>> BEGIN Records for the task

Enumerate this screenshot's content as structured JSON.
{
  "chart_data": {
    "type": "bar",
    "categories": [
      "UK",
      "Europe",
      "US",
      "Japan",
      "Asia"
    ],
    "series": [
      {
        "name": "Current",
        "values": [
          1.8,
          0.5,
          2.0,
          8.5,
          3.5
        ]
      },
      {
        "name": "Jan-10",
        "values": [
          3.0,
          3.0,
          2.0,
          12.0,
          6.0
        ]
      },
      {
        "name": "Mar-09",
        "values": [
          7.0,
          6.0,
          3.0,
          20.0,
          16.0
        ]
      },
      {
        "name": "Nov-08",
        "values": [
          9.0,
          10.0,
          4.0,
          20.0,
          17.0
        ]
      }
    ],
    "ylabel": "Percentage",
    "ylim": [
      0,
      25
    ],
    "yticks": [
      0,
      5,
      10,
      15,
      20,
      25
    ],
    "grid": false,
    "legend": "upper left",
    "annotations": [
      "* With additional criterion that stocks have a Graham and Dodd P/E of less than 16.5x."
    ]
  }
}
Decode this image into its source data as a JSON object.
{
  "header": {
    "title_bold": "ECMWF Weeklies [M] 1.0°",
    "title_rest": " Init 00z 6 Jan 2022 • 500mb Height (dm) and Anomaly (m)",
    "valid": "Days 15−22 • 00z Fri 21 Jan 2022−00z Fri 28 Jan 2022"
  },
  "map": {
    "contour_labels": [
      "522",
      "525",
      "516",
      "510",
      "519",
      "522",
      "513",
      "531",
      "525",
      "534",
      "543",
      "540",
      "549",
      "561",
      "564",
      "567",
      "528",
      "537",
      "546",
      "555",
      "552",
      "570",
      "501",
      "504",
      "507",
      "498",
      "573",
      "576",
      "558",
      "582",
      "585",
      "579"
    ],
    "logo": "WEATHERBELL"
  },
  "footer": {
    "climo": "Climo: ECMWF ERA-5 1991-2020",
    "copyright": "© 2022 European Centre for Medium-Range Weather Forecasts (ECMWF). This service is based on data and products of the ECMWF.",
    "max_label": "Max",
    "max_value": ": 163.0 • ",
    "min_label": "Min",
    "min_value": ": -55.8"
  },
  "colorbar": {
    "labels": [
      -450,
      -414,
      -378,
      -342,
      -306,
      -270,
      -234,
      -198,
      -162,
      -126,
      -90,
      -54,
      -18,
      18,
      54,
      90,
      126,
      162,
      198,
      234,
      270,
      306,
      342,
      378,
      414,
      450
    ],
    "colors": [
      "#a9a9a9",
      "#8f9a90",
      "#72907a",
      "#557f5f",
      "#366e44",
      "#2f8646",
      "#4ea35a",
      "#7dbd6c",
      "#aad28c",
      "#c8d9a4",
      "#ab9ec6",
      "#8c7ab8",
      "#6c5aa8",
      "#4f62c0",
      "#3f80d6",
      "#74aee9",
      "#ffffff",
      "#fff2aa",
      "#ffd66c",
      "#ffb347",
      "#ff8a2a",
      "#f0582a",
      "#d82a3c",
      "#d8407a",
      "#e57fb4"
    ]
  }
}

>> END Records for the task

Aim of the exercise:
Output all of the data again. Match it exactly.

Problem solution:
Enumerate this screenshot's content as structured JSON.
{
  "chart_data": {
    "type": "bar",
    "categories": [
      "UK",
      "Europe",
      "US",
      "Japan",
      "Asia"
    ],
    "series": [
      {
        "name": "Current",
        "values": [
          1.8,
          0.5,
          2.0,
          8.5,
          3.5
        ]
      },
      {
        "name": "Jan-10",
        "values": [
          3.0,
          3.0,
          2.0,
          12.0,
          6.0
        ]
      },
      {
        "name": "Mar-09",
        "values": [
          7.0,
          6.0,
          3.0,
          20.0,
          16.0
        ]
      },
      {
        "name": "Nov-08",
        "values": [
          9.0,
          10.0,
          4.0,
          20.0,
          17.0
        ]
      }
    ],
    "ylabel": "Percentage",
    "ylim": [
      0,
      25
    ],
    "yticks": [
      0,
      5,
      10,
      15,
      20,
      25
    ],
    "grid": false,
    "legend": "upper left",
    "annotations": [
      "* With additional criterion that stocks have a Graham and Dodd P/E of less than 16.5x."
    ]
  }
}
Decode this image into its source data as a JSON object.
{
  "header": {
    "title_bold": "ECMWF Weeklies [M] 1.0°",
    "title_rest": " Init 00z 6 Jan 2022 • 500mb Height (dm) and Anomaly (m)",
    "valid": "Days 15−22 • 00z Fri 21 Jan 2022−00z Fri 28 Jan 2022"
  },
  "map": {
    "contour_labels": [
      "522",
      "525",
      "516",
      "510",
      "519",
      "522",
      "513",
      "531",
      "525",
      "534",
      "543",
      "540",
      "549",
      "561",
      "564",
      "567",
      "528",
      "537",
      "546",
      "555",
      "552",
      "570",
      "501",
      "504",
      "507",
      "498",
      "573",
      "576",
      "558",
      "582",
      "585",
      "579"
    ],
    "logo": "WEATHERBELL"
  },
  "footer": {
    "climo": "Climo: ECMWF ERA-5 1991-2020",
    "copyright": "© 2022 European Centre for Medium-Range Weather Forecasts (ECMWF). This service is based on data and products of the ECMWF.",
    "max_label": "Max",
    "max_value": ": 163.0 • ",
    "min_label": "Min",
    "min_value": ": -55.8"
  },
  "colorbar": {
    "labels": [
      -450,
      -414,
      -378,
      -342,
      -306,
      -270,
      -234,
      -198,
      -162,
      -126,
      -90,
      -54,
      -18,
      18,
      54,
      90,
      126,
      162,
      198,
      234,
      270,
      306,
      342,
      378,
      414,
      450
    ],
    "colors": [
      "#a9a9a9",
      "#8f9a90",
      "#72907a",
      "#557f5f",
      "#366e44",
      "#2f8646",
      "#4ea35a",
      "#7dbd6c",
      "#aad28c",
      "#c8d9a4",
      "#ab9ec6",
      "#8c7ab8",
      "#6c5aa8",
      "#4f62c0",
      "#3f80d6",
      "#74aee9",
      "#ffffff",
      "#fff2aa",
      "#ffd66c",
      "#ffb347",
      "#ff8a2a",
      "#f0582a",
      "#d82a3c",
      "#d8407a",
      "#e57fb4"
    ]
  }
}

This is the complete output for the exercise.